Lines of data
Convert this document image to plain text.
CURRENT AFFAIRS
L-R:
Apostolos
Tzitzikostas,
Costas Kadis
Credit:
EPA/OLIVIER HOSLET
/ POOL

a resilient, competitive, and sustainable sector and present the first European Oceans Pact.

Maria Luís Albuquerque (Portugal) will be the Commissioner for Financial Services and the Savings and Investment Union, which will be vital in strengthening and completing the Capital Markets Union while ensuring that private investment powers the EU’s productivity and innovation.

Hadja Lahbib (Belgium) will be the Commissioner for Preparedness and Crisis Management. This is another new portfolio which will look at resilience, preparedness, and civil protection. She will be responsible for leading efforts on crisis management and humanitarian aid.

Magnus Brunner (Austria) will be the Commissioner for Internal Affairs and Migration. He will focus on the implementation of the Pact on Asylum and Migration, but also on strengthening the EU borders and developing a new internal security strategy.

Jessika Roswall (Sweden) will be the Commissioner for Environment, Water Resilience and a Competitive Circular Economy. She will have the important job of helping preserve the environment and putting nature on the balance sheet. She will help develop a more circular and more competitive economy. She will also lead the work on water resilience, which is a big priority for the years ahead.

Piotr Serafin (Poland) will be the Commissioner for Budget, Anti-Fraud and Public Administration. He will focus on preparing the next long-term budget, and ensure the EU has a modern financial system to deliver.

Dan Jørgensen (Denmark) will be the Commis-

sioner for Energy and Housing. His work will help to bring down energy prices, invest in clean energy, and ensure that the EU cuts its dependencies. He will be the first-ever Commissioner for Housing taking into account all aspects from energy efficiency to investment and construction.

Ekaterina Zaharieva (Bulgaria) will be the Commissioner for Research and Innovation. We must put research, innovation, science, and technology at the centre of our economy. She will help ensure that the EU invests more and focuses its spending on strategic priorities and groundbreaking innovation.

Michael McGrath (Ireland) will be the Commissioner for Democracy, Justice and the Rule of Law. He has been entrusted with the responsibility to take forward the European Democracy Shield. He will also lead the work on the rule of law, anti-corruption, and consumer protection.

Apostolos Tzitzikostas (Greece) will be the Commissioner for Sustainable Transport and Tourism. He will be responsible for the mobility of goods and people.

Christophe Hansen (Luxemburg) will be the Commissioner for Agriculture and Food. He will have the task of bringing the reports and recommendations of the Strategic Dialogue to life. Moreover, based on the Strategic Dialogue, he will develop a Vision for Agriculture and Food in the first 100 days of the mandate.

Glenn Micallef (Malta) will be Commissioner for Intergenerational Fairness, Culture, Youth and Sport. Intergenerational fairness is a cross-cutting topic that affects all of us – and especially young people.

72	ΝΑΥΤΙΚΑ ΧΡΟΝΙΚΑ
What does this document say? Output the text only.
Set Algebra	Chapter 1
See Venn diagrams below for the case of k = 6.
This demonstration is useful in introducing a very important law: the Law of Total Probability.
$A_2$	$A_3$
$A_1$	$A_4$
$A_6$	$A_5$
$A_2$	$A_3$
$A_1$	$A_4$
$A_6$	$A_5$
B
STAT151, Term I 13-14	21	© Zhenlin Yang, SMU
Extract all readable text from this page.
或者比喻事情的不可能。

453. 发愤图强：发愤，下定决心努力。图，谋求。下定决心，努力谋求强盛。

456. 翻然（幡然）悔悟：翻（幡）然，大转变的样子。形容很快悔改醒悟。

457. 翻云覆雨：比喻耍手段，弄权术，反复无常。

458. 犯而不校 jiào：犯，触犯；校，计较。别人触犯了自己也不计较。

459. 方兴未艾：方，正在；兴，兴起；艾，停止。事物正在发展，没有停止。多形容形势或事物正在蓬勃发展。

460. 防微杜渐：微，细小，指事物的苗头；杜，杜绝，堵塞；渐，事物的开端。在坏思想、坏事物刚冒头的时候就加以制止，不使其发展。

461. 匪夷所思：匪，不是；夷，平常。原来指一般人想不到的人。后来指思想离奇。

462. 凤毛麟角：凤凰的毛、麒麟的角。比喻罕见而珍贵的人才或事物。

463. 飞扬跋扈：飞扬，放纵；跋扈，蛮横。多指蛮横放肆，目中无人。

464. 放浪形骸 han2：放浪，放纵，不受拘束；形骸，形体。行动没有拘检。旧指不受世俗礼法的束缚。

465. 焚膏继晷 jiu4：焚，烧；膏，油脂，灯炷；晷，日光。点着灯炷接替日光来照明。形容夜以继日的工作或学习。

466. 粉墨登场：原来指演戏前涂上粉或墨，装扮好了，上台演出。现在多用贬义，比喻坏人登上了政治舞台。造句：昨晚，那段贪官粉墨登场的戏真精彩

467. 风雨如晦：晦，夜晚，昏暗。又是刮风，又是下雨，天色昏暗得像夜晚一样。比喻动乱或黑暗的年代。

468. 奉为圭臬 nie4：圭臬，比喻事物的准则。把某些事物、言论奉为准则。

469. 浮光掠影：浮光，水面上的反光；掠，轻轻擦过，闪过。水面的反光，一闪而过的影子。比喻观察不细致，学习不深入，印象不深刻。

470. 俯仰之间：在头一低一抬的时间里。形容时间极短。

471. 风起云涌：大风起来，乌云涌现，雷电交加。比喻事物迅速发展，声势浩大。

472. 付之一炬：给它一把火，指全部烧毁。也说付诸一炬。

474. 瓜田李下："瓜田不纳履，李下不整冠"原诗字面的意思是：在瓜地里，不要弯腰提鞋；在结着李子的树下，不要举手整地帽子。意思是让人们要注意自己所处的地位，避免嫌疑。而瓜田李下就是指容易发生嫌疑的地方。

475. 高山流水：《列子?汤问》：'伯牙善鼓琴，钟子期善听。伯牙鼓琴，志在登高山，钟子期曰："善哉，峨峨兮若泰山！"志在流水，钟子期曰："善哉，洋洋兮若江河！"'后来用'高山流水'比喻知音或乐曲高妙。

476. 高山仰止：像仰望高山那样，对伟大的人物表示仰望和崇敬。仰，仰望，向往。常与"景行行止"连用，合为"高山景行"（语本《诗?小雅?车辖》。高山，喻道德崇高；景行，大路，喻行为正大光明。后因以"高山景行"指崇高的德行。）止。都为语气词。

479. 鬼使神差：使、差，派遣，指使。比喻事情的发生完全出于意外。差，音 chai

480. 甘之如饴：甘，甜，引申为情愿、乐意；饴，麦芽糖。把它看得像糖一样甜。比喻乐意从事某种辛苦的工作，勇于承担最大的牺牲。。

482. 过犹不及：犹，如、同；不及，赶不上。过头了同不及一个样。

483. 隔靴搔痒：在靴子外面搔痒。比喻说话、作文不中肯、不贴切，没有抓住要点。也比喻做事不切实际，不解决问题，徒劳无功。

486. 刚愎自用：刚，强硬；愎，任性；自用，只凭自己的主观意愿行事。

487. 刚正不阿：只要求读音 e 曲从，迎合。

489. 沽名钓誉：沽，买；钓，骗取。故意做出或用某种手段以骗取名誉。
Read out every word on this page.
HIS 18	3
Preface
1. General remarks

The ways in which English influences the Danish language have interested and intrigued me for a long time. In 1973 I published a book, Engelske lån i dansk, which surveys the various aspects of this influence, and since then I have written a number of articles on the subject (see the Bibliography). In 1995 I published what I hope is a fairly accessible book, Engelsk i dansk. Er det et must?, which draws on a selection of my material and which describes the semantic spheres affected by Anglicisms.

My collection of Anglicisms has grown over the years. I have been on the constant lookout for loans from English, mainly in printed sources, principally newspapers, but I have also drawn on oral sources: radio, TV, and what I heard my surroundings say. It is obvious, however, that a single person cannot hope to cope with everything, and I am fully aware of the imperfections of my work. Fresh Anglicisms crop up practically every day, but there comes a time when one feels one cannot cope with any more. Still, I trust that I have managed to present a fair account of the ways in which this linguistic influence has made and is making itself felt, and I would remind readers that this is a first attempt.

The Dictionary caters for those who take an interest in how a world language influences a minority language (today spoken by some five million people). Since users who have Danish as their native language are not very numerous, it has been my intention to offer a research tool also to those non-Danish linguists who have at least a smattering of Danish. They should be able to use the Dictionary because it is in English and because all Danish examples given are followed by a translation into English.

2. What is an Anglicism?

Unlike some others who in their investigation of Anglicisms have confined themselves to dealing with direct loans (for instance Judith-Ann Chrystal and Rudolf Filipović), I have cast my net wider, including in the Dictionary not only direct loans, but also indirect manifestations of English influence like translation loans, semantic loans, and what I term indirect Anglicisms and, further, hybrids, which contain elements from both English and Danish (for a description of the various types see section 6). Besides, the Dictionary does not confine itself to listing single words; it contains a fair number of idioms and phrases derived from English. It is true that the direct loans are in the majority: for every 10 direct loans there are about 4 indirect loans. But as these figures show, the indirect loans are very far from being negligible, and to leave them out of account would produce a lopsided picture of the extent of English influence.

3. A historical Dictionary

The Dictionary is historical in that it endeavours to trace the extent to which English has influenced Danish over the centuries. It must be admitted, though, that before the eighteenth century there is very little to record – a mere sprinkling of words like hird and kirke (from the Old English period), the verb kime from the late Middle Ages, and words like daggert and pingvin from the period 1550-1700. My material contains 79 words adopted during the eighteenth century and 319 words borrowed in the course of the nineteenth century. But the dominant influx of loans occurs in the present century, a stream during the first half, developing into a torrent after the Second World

_JOB_
In the listing, find every line containing the word "single" and list it.

_COMPLETE OUTPUT_
My collection of Anglicisms has grown over the years. I have been on the constant lookout for loans from English, mainly in printed sources, principally newspapers, but I have also drawn on oral sources: radio, TV, and what I heard my surroundings say. It is obvious, however, that a single person cannot hope to cope with everything, and I am fully aware of the imperfections of my work. Fresh Anglicisms crop up practically every day, but there comes a time when one feels one cannot cope with any more. Still, I trust that I have managed to present a fair account of the ways in which this linguistic influence has made and is making itself felt, and I would remind readers that this is a first attempt.
Unlike some others who in their investigation of Anglicisms have confined themselves to dealing with direct loans (for instance Judith-Ann Chrystal and Rudolf Filipović), I have cast my net wider, including in the Dictionary not only direct loans, but also indirect manifestations of English influence like translation loans, semantic loans, and what I term indirect Anglicisms and, further, hybrids, which contain elements from both English and Danish (for a description of the various types see section 6). Besides, the Dictionary does not confine itself to listing single words; it contains a fair number of idioms and phrases derived from English. It is true that the direct loans are in the majority: for every 10 direct loans there are about 4 indirect loans. But as these figures show, the indirect loans are very far from being negligible, and to leave them out of account would produce a lopsided picture of the extent of English influence.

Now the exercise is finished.